Request:
Give the count of lines in the data that include "Director", with no other words.

Data for this task:
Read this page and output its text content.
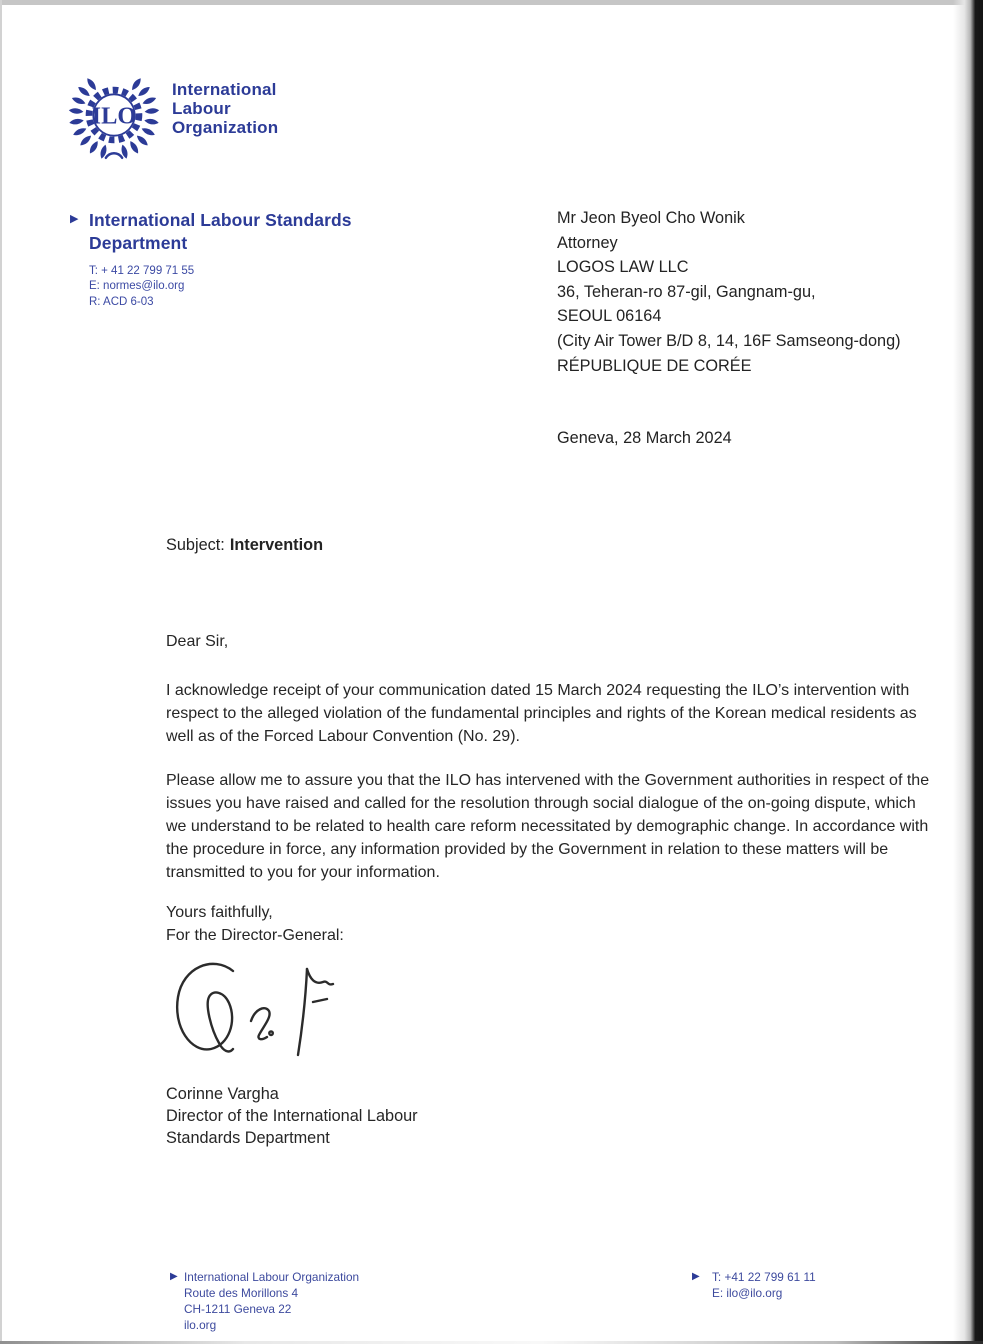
ILO
International
Labour
Organization
▶ International Labour Standards
Department
T: + 41 22 799 71 55
E: normes@ilo.org
R: ACD 6-03
Mr Jeon Byeol Cho Wonik
Attorney
LOGOS LAW LLC
36, Teheran-ro 87-gil, Gangnam-gu,
SEOUL 06164
(City Air Tower B/D 8, 14, 16F Samseong-dong)
RÉPUBLIQUE DE CORÉE
Geneva, 28 March 2024
Subject: Intervention
Dear Sir,
I acknowledge receipt of your communication dated 15 March 2024 requesting the ILO’s intervention with respect to the alleged violation of the fundamental principles and rights of the Korean medical residents as well as of the Forced Labour Convention (No. 29).
Please allow me to assure you that the ILO has intervened with the Government authorities in respect of the issues you have raised and called for the resolution through social dialogue of the on-going dispute, which we understand to be related to health care reform necessitated by demographic change. In accordance with the procedure in force, any information provided by the Government in relation to these matters will be transmitted to you for your information.
Yours faithfully,
For the Director-General:
Corinne Vargha
Director of the International Labour
Standards Department
▶ International Labour Organization
Route des Morillons 4
CH-1211 Geneva 22
ilo.org
▶	T: +41 22 799 61 11
E: ilo@ilo.org
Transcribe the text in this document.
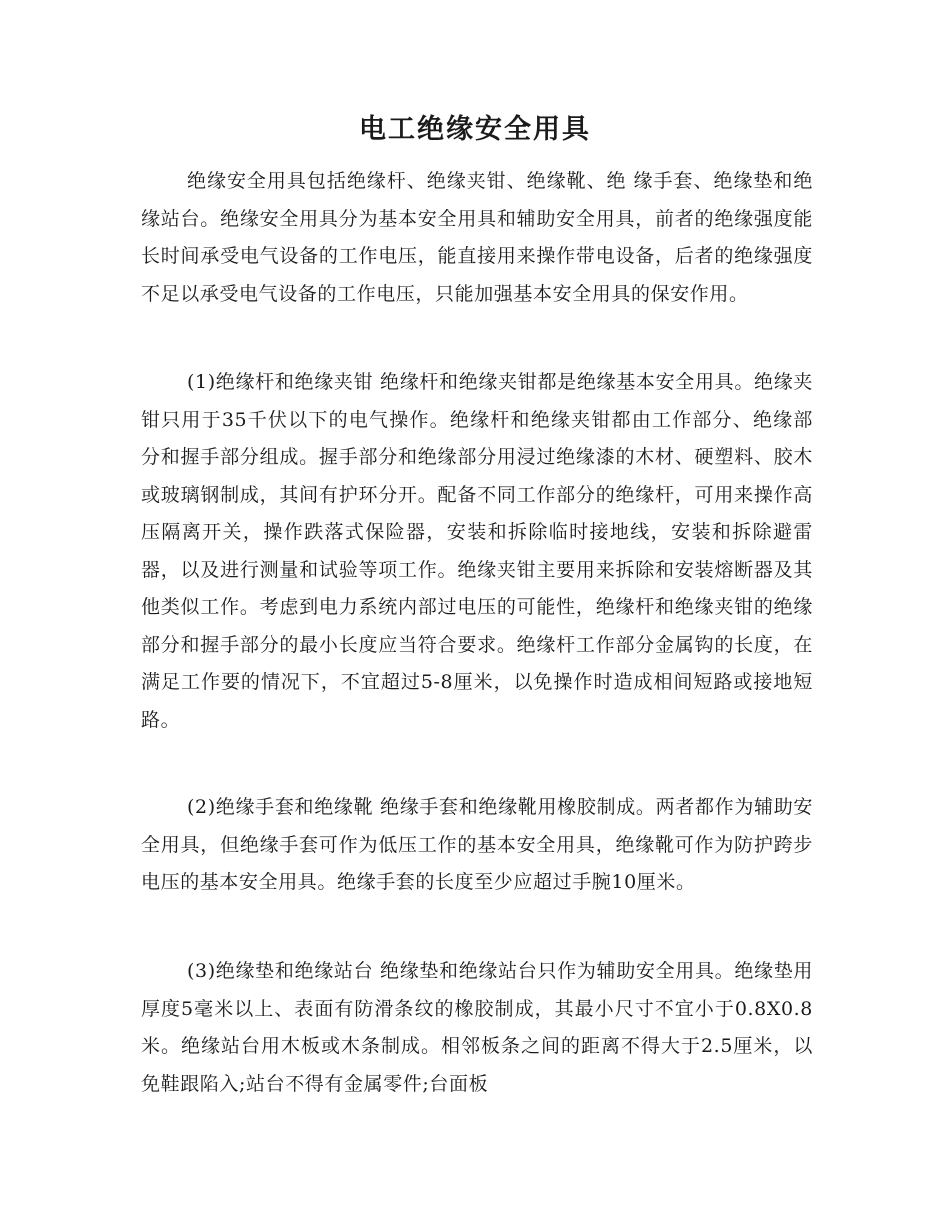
电工绝缘安全用具

绝缘安全用具包括绝缘杆、绝缘夹钳、绝缘靴、绝 缘手套、绝缘垫和绝缘站台。绝缘安全用具分为基本安全用具和辅助安全用具，前者的绝缘强度能长时间承受电气设备的工作电压，能直接用来操作带电设备，后者的绝缘强度不足以承受电气设备的工作电压，只能加强基本安全用具的保安作用。

(1)绝缘杆和绝缘夹钳 绝缘杆和绝缘夹钳都是绝缘基本安全用具。绝缘夹钳只用于35千伏以下的电气操作。绝缘杆和绝缘夹钳都由工作部分、绝缘部分和握手部分组成。握手部分和绝缘部分用浸过绝缘漆的木材、硬塑料、胶木或玻璃钢制成，其间有护环分开。配备不同工作部分的绝缘杆，可用来操作高压隔离开关，操作跌落式保险器，安装和拆除临时接地线，安装和拆除避雷器，以及进行测量和试验等项工作。绝缘夹钳主要用来拆除和安装熔断器及其他类似工作。考虑到电力系统内部过电压的可能性，绝缘杆和绝缘夹钳的绝缘部分和握手部分的最小长度应当符合要求。绝缘杆工作部分金属钩的长度，在满足工作要的情况下，不宜超过5-8厘米，以免操作时造成相间短路或接地短路。

(2)绝缘手套和绝缘靴 绝缘手套和绝缘靴用橡胶制成。两者都作为辅助安全用具，但绝缘手套可作为低压工作的基本安全用具，绝缘靴可作为防护跨步电压的基本安全用具。绝缘手套的长度至少应超过手腕10厘米。

(3)绝缘垫和绝缘站台 绝缘垫和绝缘站台只作为辅助安全用具。绝缘垫用厚度5毫米以上、表面有防滑条纹的橡胶制成，其最小尺寸不宜小于0.8X0.8米。绝缘站台用木板或木条制成。相邻板条之间的距离不得大于2.5厘米，以免鞋跟陷入;站台不得有金属零件;台面板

Completed exercise:
2